• Supplied material:
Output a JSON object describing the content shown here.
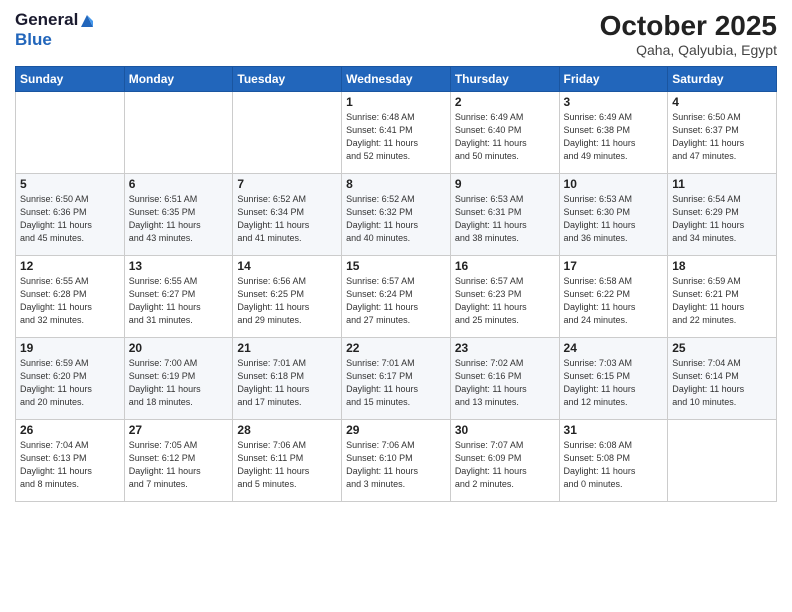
{
  "header": {
    "logo_line1": "General",
    "logo_line2": "Blue",
    "month": "October 2025",
    "location": "Qaha, Qalyubia, Egypt"
  },
  "days_of_week": [
    "Sunday",
    "Monday",
    "Tuesday",
    "Wednesday",
    "Thursday",
    "Friday",
    "Saturday"
  ],
  "weeks": [
    [
      {
        "day": "",
        "info": ""
      },
      {
        "day": "",
        "info": ""
      },
      {
        "day": "",
        "info": ""
      },
      {
        "day": "1",
        "info": "Sunrise: 6:48 AM\nSunset: 6:41 PM\nDaylight: 11 hours\nand 52 minutes."
      },
      {
        "day": "2",
        "info": "Sunrise: 6:49 AM\nSunset: 6:40 PM\nDaylight: 11 hours\nand 50 minutes."
      },
      {
        "day": "3",
        "info": "Sunrise: 6:49 AM\nSunset: 6:38 PM\nDaylight: 11 hours\nand 49 minutes."
      },
      {
        "day": "4",
        "info": "Sunrise: 6:50 AM\nSunset: 6:37 PM\nDaylight: 11 hours\nand 47 minutes."
      }
    ],
    [
      {
        "day": "5",
        "info": "Sunrise: 6:50 AM\nSunset: 6:36 PM\nDaylight: 11 hours\nand 45 minutes."
      },
      {
        "day": "6",
        "info": "Sunrise: 6:51 AM\nSunset: 6:35 PM\nDaylight: 11 hours\nand 43 minutes."
      },
      {
        "day": "7",
        "info": "Sunrise: 6:52 AM\nSunset: 6:34 PM\nDaylight: 11 hours\nand 41 minutes."
      },
      {
        "day": "8",
        "info": "Sunrise: 6:52 AM\nSunset: 6:32 PM\nDaylight: 11 hours\nand 40 minutes."
      },
      {
        "day": "9",
        "info": "Sunrise: 6:53 AM\nSunset: 6:31 PM\nDaylight: 11 hours\nand 38 minutes."
      },
      {
        "day": "10",
        "info": "Sunrise: 6:53 AM\nSunset: 6:30 PM\nDaylight: 11 hours\nand 36 minutes."
      },
      {
        "day": "11",
        "info": "Sunrise: 6:54 AM\nSunset: 6:29 PM\nDaylight: 11 hours\nand 34 minutes."
      }
    ],
    [
      {
        "day": "12",
        "info": "Sunrise: 6:55 AM\nSunset: 6:28 PM\nDaylight: 11 hours\nand 32 minutes."
      },
      {
        "day": "13",
        "info": "Sunrise: 6:55 AM\nSunset: 6:27 PM\nDaylight: 11 hours\nand 31 minutes."
      },
      {
        "day": "14",
        "info": "Sunrise: 6:56 AM\nSunset: 6:25 PM\nDaylight: 11 hours\nand 29 minutes."
      },
      {
        "day": "15",
        "info": "Sunrise: 6:57 AM\nSunset: 6:24 PM\nDaylight: 11 hours\nand 27 minutes."
      },
      {
        "day": "16",
        "info": "Sunrise: 6:57 AM\nSunset: 6:23 PM\nDaylight: 11 hours\nand 25 minutes."
      },
      {
        "day": "17",
        "info": "Sunrise: 6:58 AM\nSunset: 6:22 PM\nDaylight: 11 hours\nand 24 minutes."
      },
      {
        "day": "18",
        "info": "Sunrise: 6:59 AM\nSunset: 6:21 PM\nDaylight: 11 hours\nand 22 minutes."
      }
    ],
    [
      {
        "day": "19",
        "info": "Sunrise: 6:59 AM\nSunset: 6:20 PM\nDaylight: 11 hours\nand 20 minutes."
      },
      {
        "day": "20",
        "info": "Sunrise: 7:00 AM\nSunset: 6:19 PM\nDaylight: 11 hours\nand 18 minutes."
      },
      {
        "day": "21",
        "info": "Sunrise: 7:01 AM\nSunset: 6:18 PM\nDaylight: 11 hours\nand 17 minutes."
      },
      {
        "day": "22",
        "info": "Sunrise: 7:01 AM\nSunset: 6:17 PM\nDaylight: 11 hours\nand 15 minutes."
      },
      {
        "day": "23",
        "info": "Sunrise: 7:02 AM\nSunset: 6:16 PM\nDaylight: 11 hours\nand 13 minutes."
      },
      {
        "day": "24",
        "info": "Sunrise: 7:03 AM\nSunset: 6:15 PM\nDaylight: 11 hours\nand 12 minutes."
      },
      {
        "day": "25",
        "info": "Sunrise: 7:04 AM\nSunset: 6:14 PM\nDaylight: 11 hours\nand 10 minutes."
      }
    ],
    [
      {
        "day": "26",
        "info": "Sunrise: 7:04 AM\nSunset: 6:13 PM\nDaylight: 11 hours\nand 8 minutes."
      },
      {
        "day": "27",
        "info": "Sunrise: 7:05 AM\nSunset: 6:12 PM\nDaylight: 11 hours\nand 7 minutes."
      },
      {
        "day": "28",
        "info": "Sunrise: 7:06 AM\nSunset: 6:11 PM\nDaylight: 11 hours\nand 5 minutes."
      },
      {
        "day": "29",
        "info": "Sunrise: 7:06 AM\nSunset: 6:10 PM\nDaylight: 11 hours\nand 3 minutes."
      },
      {
        "day": "30",
        "info": "Sunrise: 7:07 AM\nSunset: 6:09 PM\nDaylight: 11 hours\nand 2 minutes."
      },
      {
        "day": "31",
        "info": "Sunrise: 6:08 AM\nSunset: 5:08 PM\nDaylight: 11 hours\nand 0 minutes."
      },
      {
        "day": "",
        "info": ""
      }
    ]
  ]
}
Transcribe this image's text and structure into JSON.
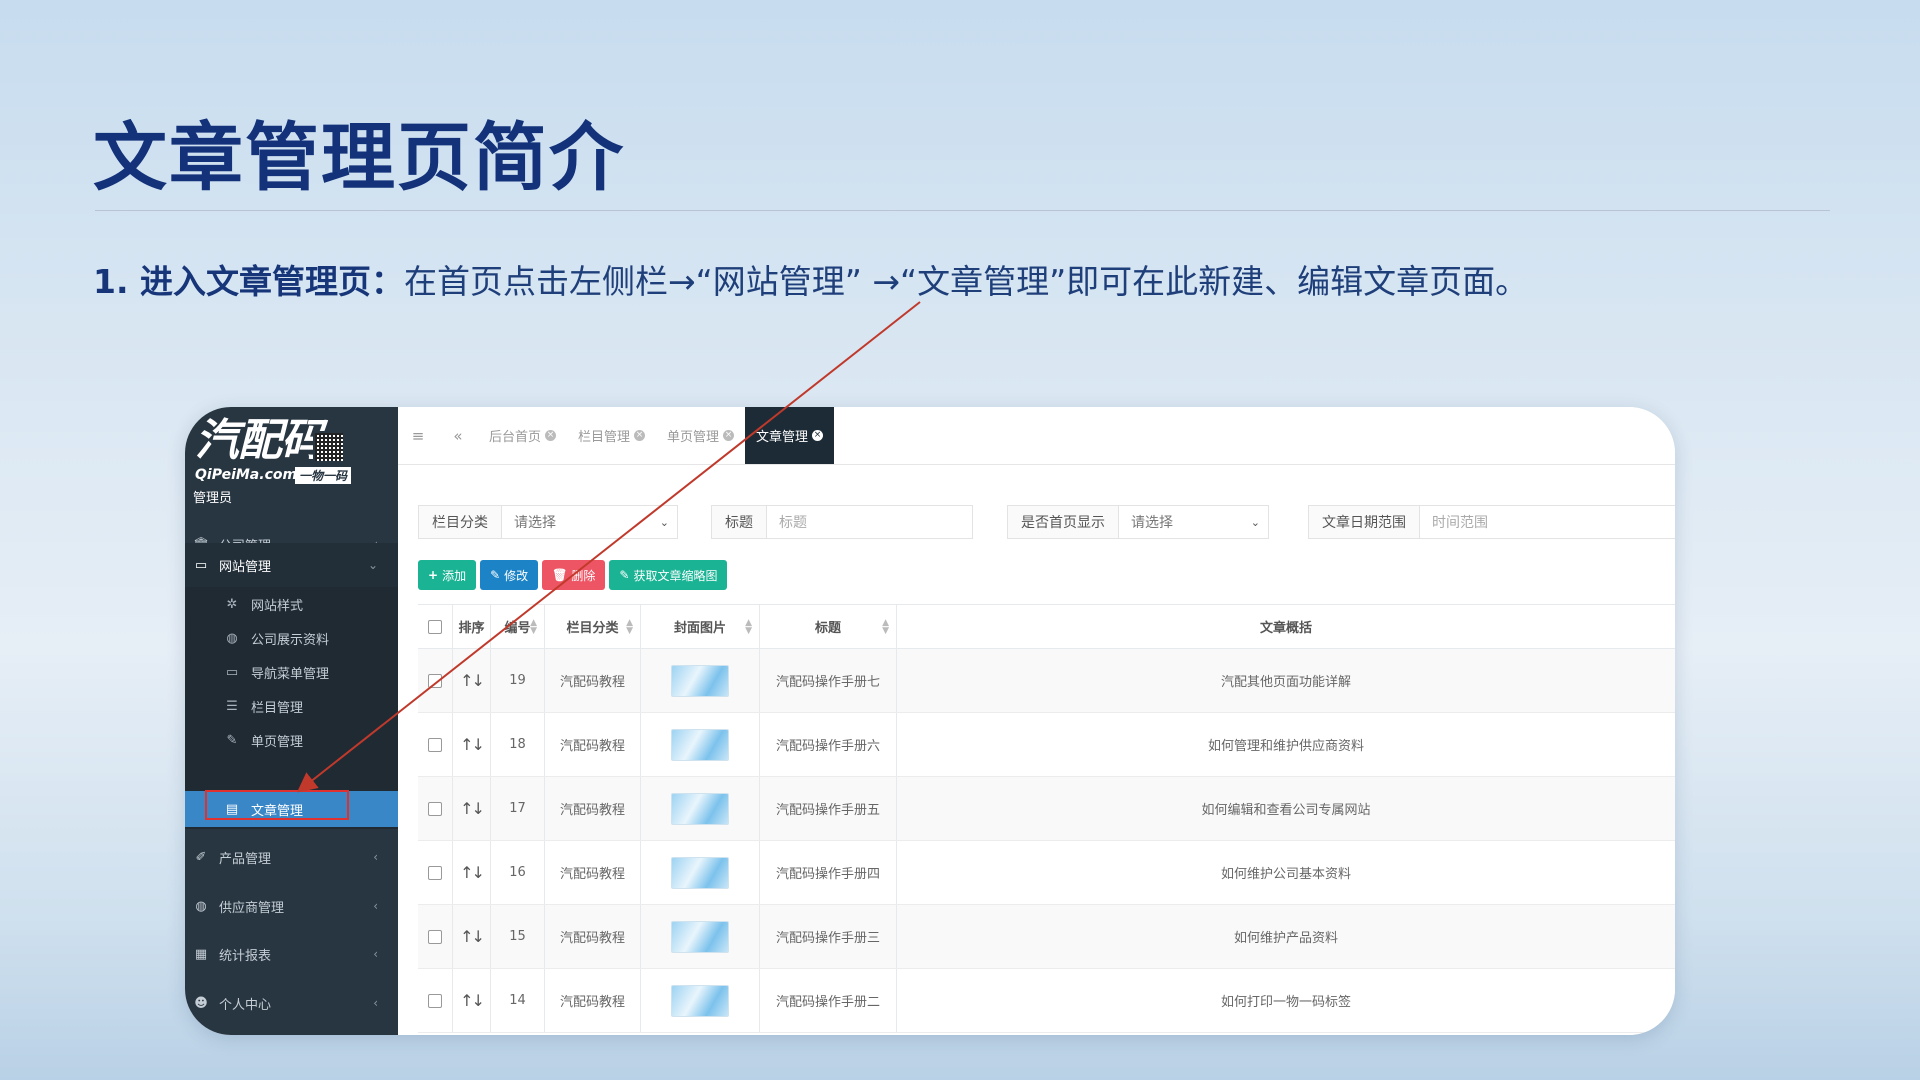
{
  "slide": {
    "title": "文章管理页简介",
    "intro_lead": "1. 进入文章管理页：",
    "intro_text": "在首页点击左侧栏→“网站管理” →“文章管理”即可在此新建、编辑文章页面。"
  },
  "app": {
    "logo_main": "汽配码",
    "logo_sub": "QiPeiMa.com",
    "logo_tag": "一物一码",
    "role": "管理员"
  },
  "sidebar": {
    "groups": [
      {
        "label": "公司管理",
        "icon": "bank-icon"
      },
      {
        "label": "网站管理",
        "icon": "monitor-icon"
      },
      {
        "label": "产品管理",
        "icon": "wrench-icon"
      },
      {
        "label": "供应商管理",
        "icon": "globe-icon"
      },
      {
        "label": "统计报表",
        "icon": "chart-icon"
      },
      {
        "label": "个人中心",
        "icon": "user-icon"
      }
    ],
    "sub_items": [
      {
        "label": "网站样式",
        "icon": "palette-icon"
      },
      {
        "label": "公司展示资料",
        "icon": "globe-icon"
      },
      {
        "label": "导航菜单管理",
        "icon": "desktop-icon"
      },
      {
        "label": "栏目管理",
        "icon": "list-icon"
      },
      {
        "label": "单页管理",
        "icon": "edit-icon"
      },
      {
        "label": "文章管理",
        "icon": "article-icon"
      }
    ]
  },
  "tabs": [
    {
      "label": "后台首页"
    },
    {
      "label": "栏目管理"
    },
    {
      "label": "单页管理"
    },
    {
      "label": "文章管理"
    }
  ],
  "filters": {
    "category_label": "栏目分类",
    "category_value": "请选择",
    "title_label": "标题",
    "title_placeholder": "标题",
    "home_label": "是否首页显示",
    "home_value": "请选择",
    "date_label": "文章日期范围",
    "date_placeholder": "时间范围"
  },
  "toolbar": {
    "add": "添加",
    "edit": "修改",
    "delete": "删除",
    "thumb": "获取文章缩略图"
  },
  "table": {
    "headers": {
      "sort": "排序",
      "no": "编号",
      "category": "栏目分类",
      "cover": "封面图片",
      "title": "标题",
      "summary": "文章概括"
    },
    "rows": [
      {
        "no": "19",
        "category": "汽配码教程",
        "title": "汽配码操作手册七",
        "summary": "汽配其他页面功能详解"
      },
      {
        "no": "18",
        "category": "汽配码教程",
        "title": "汽配码操作手册六",
        "summary": "如何管理和维护供应商资料"
      },
      {
        "no": "17",
        "category": "汽配码教程",
        "title": "汽配码操作手册五",
        "summary": "如何编辑和查看公司专属网站"
      },
      {
        "no": "16",
        "category": "汽配码教程",
        "title": "汽配码操作手册四",
        "summary": "如何维护公司基本资料"
      },
      {
        "no": "15",
        "category": "汽配码教程",
        "title": "汽配码操作手册三",
        "summary": "如何维护产品资料"
      },
      {
        "no": "14",
        "category": "汽配码教程",
        "title": "汽配码操作手册二",
        "summary": "如何打印一物一码标签"
      }
    ]
  },
  "colors": {
    "sidebar_bg": "#283642",
    "active_menu": "#3a87c8",
    "highlight": "#e03131",
    "title_color": "#13327a"
  }
}
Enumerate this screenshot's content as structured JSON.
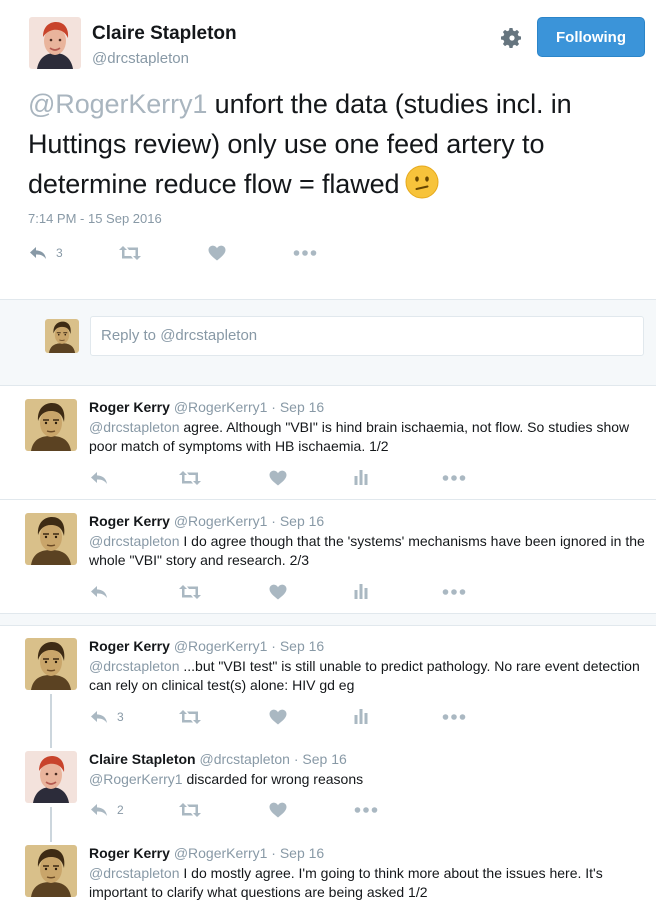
{
  "main_tweet": {
    "name": "Claire Stapleton",
    "handle": "@drcstapleton",
    "follow_label": "Following",
    "mention": "@RogerKerry1",
    "text": " unfort the data (studies incl. in Huttings review) only use one feed artery to determine reduce flow = flawed",
    "timestamp": "7:14 PM - 15 Sep 2016",
    "reply_count": "3",
    "emoji_icon": "confused-face-icon"
  },
  "reply_box": {
    "placeholder": "Reply to @drcstapleton"
  },
  "replies": [
    {
      "name": "Roger Kerry",
      "handle": "@RogerKerry1",
      "date": "· Sep 16",
      "mention": "@drcstapleton",
      "text": " agree. Although \"VBI\" is hind brain ischaemia, not flow. So studies show poor match of symptoms with HB ischaemia. 1/2",
      "reply_count": ""
    },
    {
      "name": "Roger Kerry",
      "handle": "@RogerKerry1",
      "date": "· Sep 16",
      "mention": "@drcstapleton",
      "text": " I do agree though that the 'systems' mechanisms have been ignored in the whole \"VBI\" story and research. 2/3",
      "reply_count": ""
    },
    {
      "name": "Roger Kerry",
      "handle": "@RogerKerry1",
      "date": "· Sep 16",
      "mention": "@drcstapleton",
      "text": " ...but \"VBI test\" is still unable to predict pathology. No rare event detection can rely on clinical test(s) alone: HIV gd eg",
      "reply_count": "3"
    },
    {
      "name": "Claire Stapleton",
      "handle": "@drcstapleton",
      "date": "· Sep 16",
      "mention": "@RogerKerry1",
      "text": " discarded for wrong reasons",
      "reply_count": "2"
    },
    {
      "name": "Roger Kerry",
      "handle": "@RogerKerry1",
      "date": "· Sep 16",
      "mention": "@drcstapleton",
      "text": " I do mostly agree. I'm going to think more about the issues here. It's important to clarify what questions are being asked 1/2",
      "reply_count": ""
    }
  ],
  "icons": {
    "reply": "reply-icon",
    "retweet": "retweet-icon",
    "like": "heart-icon",
    "analytics": "analytics-icon",
    "more": "more-icon",
    "settings": "gear-icon"
  },
  "colors": {
    "follow_button": "#3b94d9",
    "mention": "#8899a6",
    "icon": "#aab8c2",
    "background_gap": "#f5f8fa"
  }
}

• Exercise: Check every line of the records above for the string "agree" and say how many contain it, giving the number alone.

• Result for this task: 3